● Short exercise
Repeat each record below exactly, dropping the pictures.

··· Records for the exercise

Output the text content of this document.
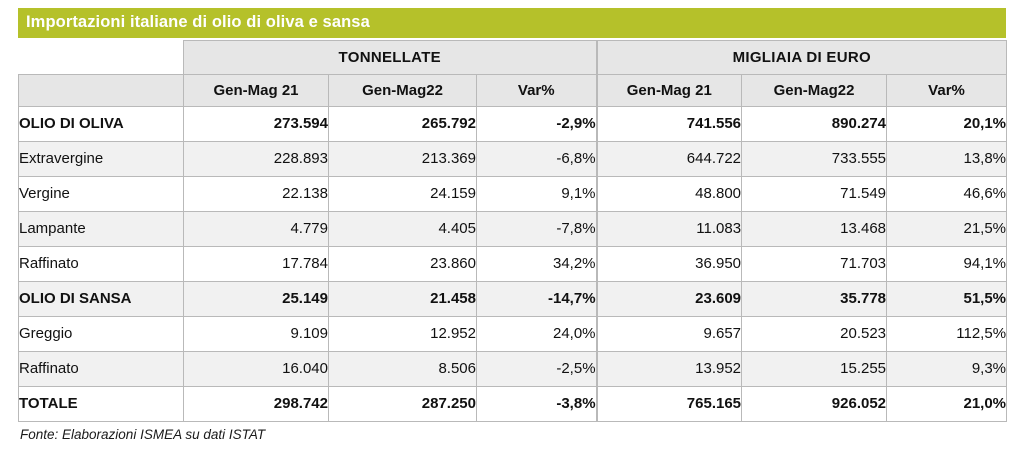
Importazioni italiane di olio di oliva e sansa
	TONNELLATE			MIGLIAIA DI EURO		
	Gen-Mag 21	Gen-Mag22	Var%	Gen-Mag 21	Gen-Mag22	Var%
OLIO DI OLIVA	273.594	265.792	-2,9%	741.556	890.274	20,1%
Extravergine	228.893	213.369	-6,8%	644.722	733.555	13,8%
Vergine	22.138	24.159	9,1%	48.800	71.549	46,6%
Lampante	4.779	4.405	-7,8%	11.083	13.468	21,5%
Raffinato	17.784	23.860	34,2%	36.950	71.703	94,1%
OLIO DI SANSA	25.149	21.458	-14,7%	23.609	35.778	51,5%
Greggio	9.109	12.952	24,0%	9.657	20.523	112,5%
Raffinato	16.040	8.506	-2,5%	13.952	15.255	9,3%
TOTALE	298.742	287.250	-3,8%	765.165	926.052	21,0%
Fonte: Elaborazioni ISMEA su dati ISTAT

······

● Exercise result
Output the text content of this document.
Importazioni italiane di olio di oliva e sansa
	TONNELLATE			MIGLIAIA DI EURO		
	Gen-Mag 21	Gen-Mag22	Var%	Gen-Mag 21	Gen-Mag22	Var%
OLIO DI OLIVA	273.594	265.792	-2,9%	741.556	890.274	20,1%
Extravergine	228.893	213.369	-6,8%	644.722	733.555	13,8%
Vergine	22.138	24.159	9,1%	48.800	71.549	46,6%
Lampante	4.779	4.405	-7,8%	11.083	13.468	21,5%
Raffinato	17.784	23.860	34,2%	36.950	71.703	94,1%
OLIO DI SANSA	25.149	21.458	-14,7%	23.609	35.778	51,5%
Greggio	9.109	12.952	24,0%	9.657	20.523	112,5%
Raffinato	16.040	8.506	-2,5%	13.952	15.255	9,3%
TOTALE	298.742	287.250	-3,8%	765.165	926.052	21,0%
Fonte: Elaborazioni ISMEA su dati ISTAT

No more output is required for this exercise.